La lutte sera collective ou ne sera pas
Leurs premiers travaux5 ont permis de démontrer l’efficacité du détecteur de défluoration. Ils s‘attachent désormais à analyser des échantillons environnementaux (qui proviennent préférentiellement de sites contaminés) et à améliorer les propriétés de dégradation de certaines des bactéries d’intérêt. L’ensemble de la communauté scientifique mondiale poursuit ce même objectif : trouver « la » bactérie anti-PFAS. Cependant, à elle seule, une technologie ne pourra suffire à résoudre le problème des PFAS. Une approche collaborative du sujet s’avère indispensable pour y parvenir. « Il faut associer notre méthode de détection avec des innovations issues d’autres laboratoires, plaide Michael Ryckelynck, comme les membranes d’adsorption6 [ndlr : pour capter et stocker les PFAS], ou d’autres approches de chimie physique permettant la dégradation de ces composés. »
Les enjeux économiques sont titanesques pour l’industrie
Cette interdisciplinarité s’est récemment concrétisée en France à l’initiative de la Mission pour les Initiatives Transverses et Interdisciplinaires du CNRS, avec un groupe de travail7 dédié aux sujets de détection et de dépollution des PFAS, ainsi qu’aux alternatives à ces composés. Chimistes, physiciens, biologistes, ingénieurs, sociologues, mathématiciens, etc. sont appelés à rejoindre ce bouillon de science, qui visera à accélérer l’innovation et l’émergence de solutions concrètes pour traiter le problème des PFAS à sa juste mesure.

## Activités:
a. Recopiez le passage du document source de « Les enjeux économiques » à « sa juste mesure. », en substituant « collaboration » à « interdisciplinarité ».
b. Les affirmations suivantes concordent-elles avec le document source ? Répondez à chacune par oui ou par non, en citant les mots qui en décident.
(i) Les premiers travaux ont montré que le détecteur de défluoration est efficace.
(ii) Une technologie unique suffira à régler le problème des PFAS.
(iii) Le groupe de travail sur les PFAS est né à l'initiative d'une mission du CNRS.

## Données fournies:
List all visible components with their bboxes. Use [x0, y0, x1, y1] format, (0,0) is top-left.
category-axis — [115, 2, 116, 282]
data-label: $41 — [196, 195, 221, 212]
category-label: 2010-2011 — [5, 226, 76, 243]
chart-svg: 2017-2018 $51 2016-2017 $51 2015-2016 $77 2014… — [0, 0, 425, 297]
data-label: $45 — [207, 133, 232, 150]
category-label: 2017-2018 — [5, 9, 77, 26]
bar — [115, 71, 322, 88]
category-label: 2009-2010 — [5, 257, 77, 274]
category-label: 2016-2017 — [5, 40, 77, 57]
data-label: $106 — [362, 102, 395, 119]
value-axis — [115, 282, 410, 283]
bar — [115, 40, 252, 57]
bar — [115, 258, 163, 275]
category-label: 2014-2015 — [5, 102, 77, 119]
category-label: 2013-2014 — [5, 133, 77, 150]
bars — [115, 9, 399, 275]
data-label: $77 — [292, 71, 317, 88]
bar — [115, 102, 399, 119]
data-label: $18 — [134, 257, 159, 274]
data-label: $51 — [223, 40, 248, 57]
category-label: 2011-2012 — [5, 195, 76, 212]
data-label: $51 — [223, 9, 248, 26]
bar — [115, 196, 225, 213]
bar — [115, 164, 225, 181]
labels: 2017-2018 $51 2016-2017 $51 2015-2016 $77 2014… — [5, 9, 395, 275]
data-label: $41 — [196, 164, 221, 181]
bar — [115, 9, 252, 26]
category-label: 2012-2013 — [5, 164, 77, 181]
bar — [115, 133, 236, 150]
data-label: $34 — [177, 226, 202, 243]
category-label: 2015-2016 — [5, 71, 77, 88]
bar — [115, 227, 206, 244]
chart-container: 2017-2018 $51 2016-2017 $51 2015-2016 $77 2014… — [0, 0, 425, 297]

## Corrigés:
a.
Les enjeux économiques sont titanesques pour l’industrie
Cette collaboration s’est récemment concrétisée en France à l’initiative de la Mission pour les Initiatives Transverses et Interdisciplinaires du CNRS, avec un groupe de travail7 dédié aux sujets de détection et de dépollution des PFAS, ainsi qu’aux alternatives à ces composés. Chimistes, physiciens, biologistes, ingénieurs, sociologues, mathématiciens, etc. sont appelés à rejoindre ce bouillon de science, qui visera à accélérer l’innovation et l’émergence de solutions concrètes pour traiter le problème des PFAS à sa juste mesure.

b.
(i) Oui : « ont permis de démontrer l’efficacité du détecteur de défluoration ».
(ii) Non : « à elle seule, une technologie ne pourra suffire à résoudre le problème des PFAS ».
(iii) Oui : « à l’initiative de la Mission pour les Initiatives Transverses et Interdisciplinaires du CNRS ».